**** Material shown ****
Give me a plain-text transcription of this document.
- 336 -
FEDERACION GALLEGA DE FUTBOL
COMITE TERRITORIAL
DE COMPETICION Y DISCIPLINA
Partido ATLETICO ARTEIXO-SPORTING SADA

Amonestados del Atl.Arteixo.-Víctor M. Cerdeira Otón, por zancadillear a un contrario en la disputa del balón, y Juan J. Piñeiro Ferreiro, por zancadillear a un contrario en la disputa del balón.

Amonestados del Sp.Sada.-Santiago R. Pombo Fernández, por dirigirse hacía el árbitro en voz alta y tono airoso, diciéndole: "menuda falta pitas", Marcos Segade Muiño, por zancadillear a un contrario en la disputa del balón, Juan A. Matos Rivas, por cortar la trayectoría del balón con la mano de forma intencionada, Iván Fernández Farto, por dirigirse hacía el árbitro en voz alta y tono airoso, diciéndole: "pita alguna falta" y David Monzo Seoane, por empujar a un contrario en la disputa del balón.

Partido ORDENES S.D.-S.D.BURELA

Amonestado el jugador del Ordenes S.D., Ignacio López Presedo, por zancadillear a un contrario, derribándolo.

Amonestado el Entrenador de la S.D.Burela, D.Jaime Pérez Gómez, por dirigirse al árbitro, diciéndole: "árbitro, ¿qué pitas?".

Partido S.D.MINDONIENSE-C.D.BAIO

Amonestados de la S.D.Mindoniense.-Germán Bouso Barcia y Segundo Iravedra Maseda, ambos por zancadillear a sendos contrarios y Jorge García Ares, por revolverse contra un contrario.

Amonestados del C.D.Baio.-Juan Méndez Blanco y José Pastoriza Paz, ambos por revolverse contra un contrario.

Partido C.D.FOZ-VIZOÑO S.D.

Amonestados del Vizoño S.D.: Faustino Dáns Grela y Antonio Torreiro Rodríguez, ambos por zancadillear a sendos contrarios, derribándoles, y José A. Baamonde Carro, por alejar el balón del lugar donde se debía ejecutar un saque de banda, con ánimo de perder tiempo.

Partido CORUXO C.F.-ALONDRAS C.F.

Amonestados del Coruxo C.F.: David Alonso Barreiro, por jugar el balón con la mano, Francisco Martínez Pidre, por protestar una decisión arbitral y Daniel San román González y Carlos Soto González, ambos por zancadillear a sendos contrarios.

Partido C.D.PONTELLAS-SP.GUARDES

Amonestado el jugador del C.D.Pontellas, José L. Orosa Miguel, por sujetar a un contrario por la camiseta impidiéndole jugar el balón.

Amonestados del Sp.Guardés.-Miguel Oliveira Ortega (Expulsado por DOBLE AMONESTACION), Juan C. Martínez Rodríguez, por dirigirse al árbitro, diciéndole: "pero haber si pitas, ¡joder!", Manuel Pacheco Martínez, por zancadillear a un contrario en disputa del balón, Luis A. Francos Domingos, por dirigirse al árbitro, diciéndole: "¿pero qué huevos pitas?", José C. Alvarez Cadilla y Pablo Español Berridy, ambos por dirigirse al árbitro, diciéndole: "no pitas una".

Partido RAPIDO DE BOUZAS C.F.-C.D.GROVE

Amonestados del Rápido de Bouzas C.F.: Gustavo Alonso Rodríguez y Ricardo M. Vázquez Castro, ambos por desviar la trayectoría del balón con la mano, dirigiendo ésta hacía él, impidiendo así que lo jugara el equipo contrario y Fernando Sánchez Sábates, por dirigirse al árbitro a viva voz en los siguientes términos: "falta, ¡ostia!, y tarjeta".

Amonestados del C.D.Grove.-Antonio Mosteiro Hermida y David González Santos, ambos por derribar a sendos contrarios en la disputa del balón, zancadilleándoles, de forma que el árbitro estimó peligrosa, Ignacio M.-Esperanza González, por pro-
****
The entries above must be returned exactly.

Give me a plain-text transcription of this document.
- 336 -
FEDERACION GALLEGA DE FUTBOL
COMITE TERRITORIAL
DE COMPETICION Y DISCIPLINA
Partido ATLETICO ARTEIXO-SPORTING SADA

Amonestados del Atl.Arteixo.-Víctor M. Cerdeira Otón, por zancadillear a un contrario en la disputa del balón, y Juan J. Piñeiro Ferreiro, por zancadillear a un contrario en la disputa del balón.

Amonestados del Sp.Sada.-Santiago R. Pombo Fernández, por dirigirse hacía el árbitro en voz alta y tono airoso, diciéndole: "menuda falta pitas", Marcos Segade Muiño, por zancadillear a un contrario en la disputa del balón, Juan A. Matos Rivas, por cortar la trayectoría del balón con la mano de forma intencionada, Iván Fernández Farto, por dirigirse hacía el árbitro en voz alta y tono airoso, diciéndole: "pita alguna falta" y David Monzo Seoane, por empujar a un contrario en la disputa del balón.

Partido ORDENES S.D.-S.D.BURELA

Amonestado el jugador del Ordenes S.D., Ignacio López Presedo, por zancadillear a un contrario, derribándolo.

Amonestado el Entrenador de la S.D.Burela, D.Jaime Pérez Gómez, por dirigirse al árbitro, diciéndole: "árbitro, ¿qué pitas?".

Partido S.D.MINDONIENSE-C.D.BAIO

Amonestados de la S.D.Mindoniense.-Germán Bouso Barcia y Segundo Iravedra Maseda, ambos por zancadillear a sendos contrarios y Jorge García Ares, por revolverse contra un contrario.

Amonestados del C.D.Baio.-Juan Méndez Blanco y José Pastoriza Paz, ambos por revolverse contra un contrario.

Partido C.D.FOZ-VIZOÑO S.D.

Amonestados del Vizoño S.D.: Faustino Dáns Grela y Antonio Torreiro Rodríguez, ambos por zancadillear a sendos contrarios, derribándoles, y José A. Baamonde Carro, por alejar el balón del lugar donde se debía ejecutar un saque de banda, con ánimo de perder tiempo.

Partido CORUXO C.F.-ALONDRAS C.F.

Amonestados del Coruxo C.F.: David Alonso Barreiro, por jugar el balón con la mano, Francisco Martínez Pidre, por protestar una decisión arbitral y Daniel San román González y Carlos Soto González, ambos por zancadillear a sendos contrarios.

Partido C.D.PONTELLAS-SP.GUARDES

Amonestado el jugador del C.D.Pontellas, José L. Orosa Miguel, por sujetar a un contrario por la camiseta impidiéndole jugar el balón.

Amonestados del Sp.Guardés.-Miguel Oliveira Ortega (Expulsado por DOBLE AMONESTACION), Juan C. Martínez Rodríguez, por dirigirse al árbitro, diciéndole: "pero haber si pitas, ¡joder!", Manuel Pacheco Martínez, por zancadillear a un contrario en disputa del balón, Luis A. Francos Domingos, por dirigirse al árbitro, diciéndole: "¿pero qué huevos pitas?", José C. Alvarez Cadilla y Pablo Español Berridy, ambos por dirigirse al árbitro, diciéndole: "no pitas una".

Partido RAPIDO DE BOUZAS C.F.-C.D.GROVE

Amonestados del Rápido de Bouzas C.F.: Gustavo Alonso Rodríguez y Ricardo M. Vázquez Castro, ambos por desviar la trayectoría del balón con la mano, dirigiendo ésta hacía él, impidiendo así que lo jugara el equipo contrario y Fernando Sánchez Sábates, por dirigirse al árbitro a viva voz en los siguientes términos: "falta, ¡ostia!, y tarjeta".

Amonestados del C.D.Grove.-Antonio Mosteiro Hermida y David González Santos, ambos por derribar a sendos contrarios en la disputa del balón, zancadilleándoles, de forma que el árbitro estimó peligrosa, Ignacio M.-Esperanza González, por pro-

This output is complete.